[SUPPLIED MATERIAL]
## START

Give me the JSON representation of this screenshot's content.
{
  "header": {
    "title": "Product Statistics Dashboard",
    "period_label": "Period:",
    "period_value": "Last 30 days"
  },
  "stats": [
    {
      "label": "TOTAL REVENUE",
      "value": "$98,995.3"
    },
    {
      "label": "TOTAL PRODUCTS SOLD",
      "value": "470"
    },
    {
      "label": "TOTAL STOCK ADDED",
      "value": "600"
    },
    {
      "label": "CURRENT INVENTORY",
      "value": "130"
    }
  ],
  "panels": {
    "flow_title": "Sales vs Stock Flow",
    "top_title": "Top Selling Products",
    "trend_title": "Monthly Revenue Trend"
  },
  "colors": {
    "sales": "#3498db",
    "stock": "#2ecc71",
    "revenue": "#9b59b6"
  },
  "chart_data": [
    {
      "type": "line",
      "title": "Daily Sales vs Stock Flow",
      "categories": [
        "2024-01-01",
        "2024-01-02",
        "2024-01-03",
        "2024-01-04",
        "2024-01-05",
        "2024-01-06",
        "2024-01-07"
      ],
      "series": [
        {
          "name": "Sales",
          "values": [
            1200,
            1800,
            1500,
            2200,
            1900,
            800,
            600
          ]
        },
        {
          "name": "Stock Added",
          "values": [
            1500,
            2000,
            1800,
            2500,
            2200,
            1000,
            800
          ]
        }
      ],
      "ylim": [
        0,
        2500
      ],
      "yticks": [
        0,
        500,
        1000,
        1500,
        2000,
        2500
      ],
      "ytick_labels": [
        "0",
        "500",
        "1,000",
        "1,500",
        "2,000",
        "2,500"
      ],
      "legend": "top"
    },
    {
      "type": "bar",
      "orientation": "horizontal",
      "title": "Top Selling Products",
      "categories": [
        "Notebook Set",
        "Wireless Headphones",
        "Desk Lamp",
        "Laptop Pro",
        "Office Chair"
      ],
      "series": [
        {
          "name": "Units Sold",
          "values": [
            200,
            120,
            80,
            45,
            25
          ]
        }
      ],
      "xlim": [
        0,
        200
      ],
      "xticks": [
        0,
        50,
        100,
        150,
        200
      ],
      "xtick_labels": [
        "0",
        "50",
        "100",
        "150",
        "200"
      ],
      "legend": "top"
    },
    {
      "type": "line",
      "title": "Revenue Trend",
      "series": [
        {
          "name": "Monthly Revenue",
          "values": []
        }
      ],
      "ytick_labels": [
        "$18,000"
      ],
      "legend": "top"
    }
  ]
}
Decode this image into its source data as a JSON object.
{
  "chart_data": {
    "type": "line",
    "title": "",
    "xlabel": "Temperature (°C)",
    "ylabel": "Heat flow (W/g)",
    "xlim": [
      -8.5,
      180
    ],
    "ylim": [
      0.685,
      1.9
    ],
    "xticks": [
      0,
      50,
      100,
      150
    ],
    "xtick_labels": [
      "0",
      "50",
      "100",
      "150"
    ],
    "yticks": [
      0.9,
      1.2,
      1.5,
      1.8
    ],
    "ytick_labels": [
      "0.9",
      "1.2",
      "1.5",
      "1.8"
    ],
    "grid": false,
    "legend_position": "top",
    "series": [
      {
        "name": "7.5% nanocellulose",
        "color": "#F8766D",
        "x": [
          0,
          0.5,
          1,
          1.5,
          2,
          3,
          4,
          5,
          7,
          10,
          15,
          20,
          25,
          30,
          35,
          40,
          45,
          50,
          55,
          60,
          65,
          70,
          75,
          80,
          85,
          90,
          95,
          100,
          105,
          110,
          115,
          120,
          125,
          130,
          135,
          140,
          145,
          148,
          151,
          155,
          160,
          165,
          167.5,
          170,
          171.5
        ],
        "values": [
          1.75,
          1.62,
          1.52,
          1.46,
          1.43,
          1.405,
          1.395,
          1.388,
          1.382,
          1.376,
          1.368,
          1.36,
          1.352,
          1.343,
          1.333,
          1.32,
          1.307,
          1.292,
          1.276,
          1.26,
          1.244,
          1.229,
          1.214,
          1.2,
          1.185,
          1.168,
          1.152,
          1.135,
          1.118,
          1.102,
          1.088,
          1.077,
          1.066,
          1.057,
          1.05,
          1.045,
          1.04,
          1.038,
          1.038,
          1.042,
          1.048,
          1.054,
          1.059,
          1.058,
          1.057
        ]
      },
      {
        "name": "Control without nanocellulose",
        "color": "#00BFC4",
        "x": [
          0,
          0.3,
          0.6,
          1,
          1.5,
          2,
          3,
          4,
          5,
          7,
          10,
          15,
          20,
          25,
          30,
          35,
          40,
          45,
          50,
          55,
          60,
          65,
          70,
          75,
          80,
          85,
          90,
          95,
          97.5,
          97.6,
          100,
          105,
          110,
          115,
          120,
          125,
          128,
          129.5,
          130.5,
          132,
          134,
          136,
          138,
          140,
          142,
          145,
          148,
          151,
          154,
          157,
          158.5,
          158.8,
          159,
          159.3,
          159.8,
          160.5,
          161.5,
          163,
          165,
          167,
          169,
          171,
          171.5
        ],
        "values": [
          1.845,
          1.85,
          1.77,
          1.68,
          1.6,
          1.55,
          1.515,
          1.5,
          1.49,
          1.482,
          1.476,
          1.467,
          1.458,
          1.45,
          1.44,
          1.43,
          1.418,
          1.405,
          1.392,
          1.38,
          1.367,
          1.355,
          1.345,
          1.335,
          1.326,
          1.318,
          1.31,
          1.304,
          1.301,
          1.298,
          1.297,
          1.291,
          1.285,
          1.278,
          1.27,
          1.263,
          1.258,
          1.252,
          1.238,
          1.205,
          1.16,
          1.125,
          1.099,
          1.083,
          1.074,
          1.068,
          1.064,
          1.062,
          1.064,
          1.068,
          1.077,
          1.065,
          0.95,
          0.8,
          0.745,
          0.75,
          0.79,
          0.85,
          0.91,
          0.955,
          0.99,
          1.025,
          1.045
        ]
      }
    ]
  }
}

## END

Find the lines that include the string "nanocellulose", then copy each of them.

[REPLY TO THE TASK]
        "name": "7.5% nanocellulose",
        "name": "Control without nanocellulose",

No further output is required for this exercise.